(REQUIRED TASK): Tell how many lines include the string "Brazil". Answer with a single number.

(INFORMATION SUPPLIED):
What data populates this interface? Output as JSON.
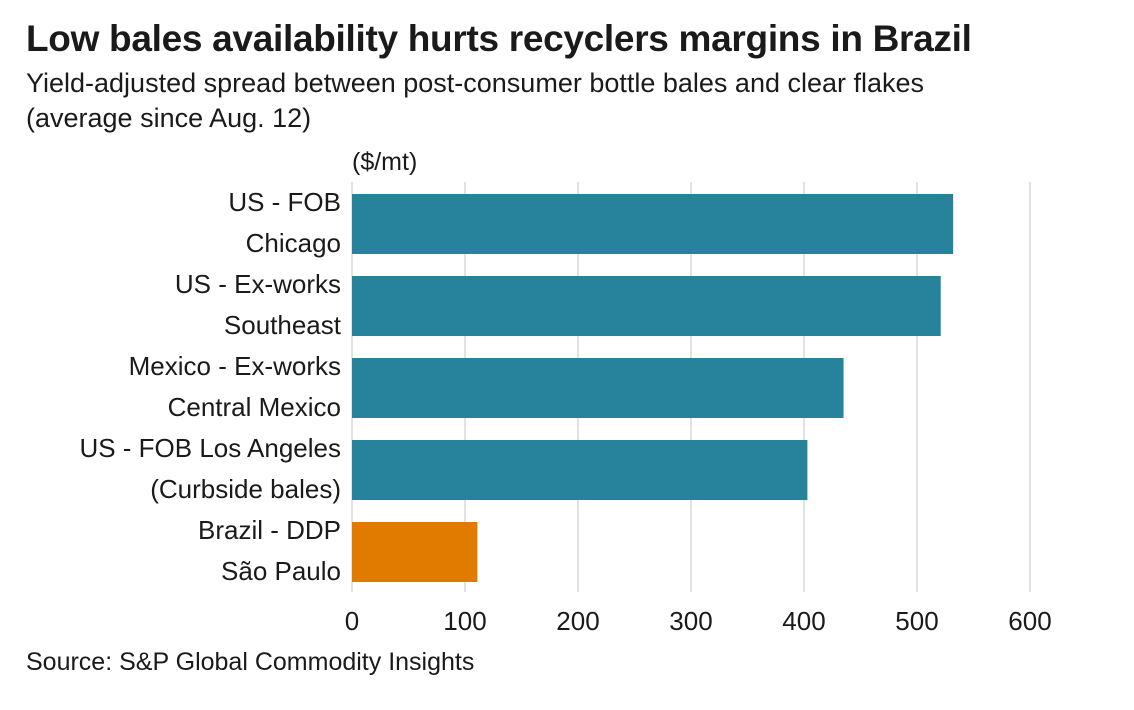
{
  "title": "Low bales availability hurts recyclers margins in Brazil",
  "subtitle_lines": [
    "Yield-adjusted spread between post-consumer bottle bales and clear flakes",
    "(average since Aug. 12)"
  ],
  "source": "Source: S&P Global Commodity Insights",
  "colors": {
    "primary": "#26839b",
    "highlight": "#e07b00",
    "grid": "#d9d9d9",
    "text": "#1a1a1a"
  },
  "chart_data": {
    "type": "bar",
    "orientation": "horizontal",
    "unit_label": "($/mt)",
    "categories": [
      [
        "US - FOB",
        "Chicago"
      ],
      [
        "US - Ex-works",
        "Southeast"
      ],
      [
        "Mexico - Ex-works",
        "Central Mexico"
      ],
      [
        "US - FOB Los Angeles",
        "(Curbside bales)"
      ],
      [
        "Brazil - DDP",
        "São Paulo"
      ]
    ],
    "values": [
      532,
      521,
      435,
      403,
      111
    ],
    "highlight_index": 4,
    "xlim": [
      0,
      600
    ],
    "xticks": [
      0,
      100,
      200,
      300,
      400,
      500,
      600
    ],
    "grid": true
  }
}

(RESULT FOR THIS TASK): 2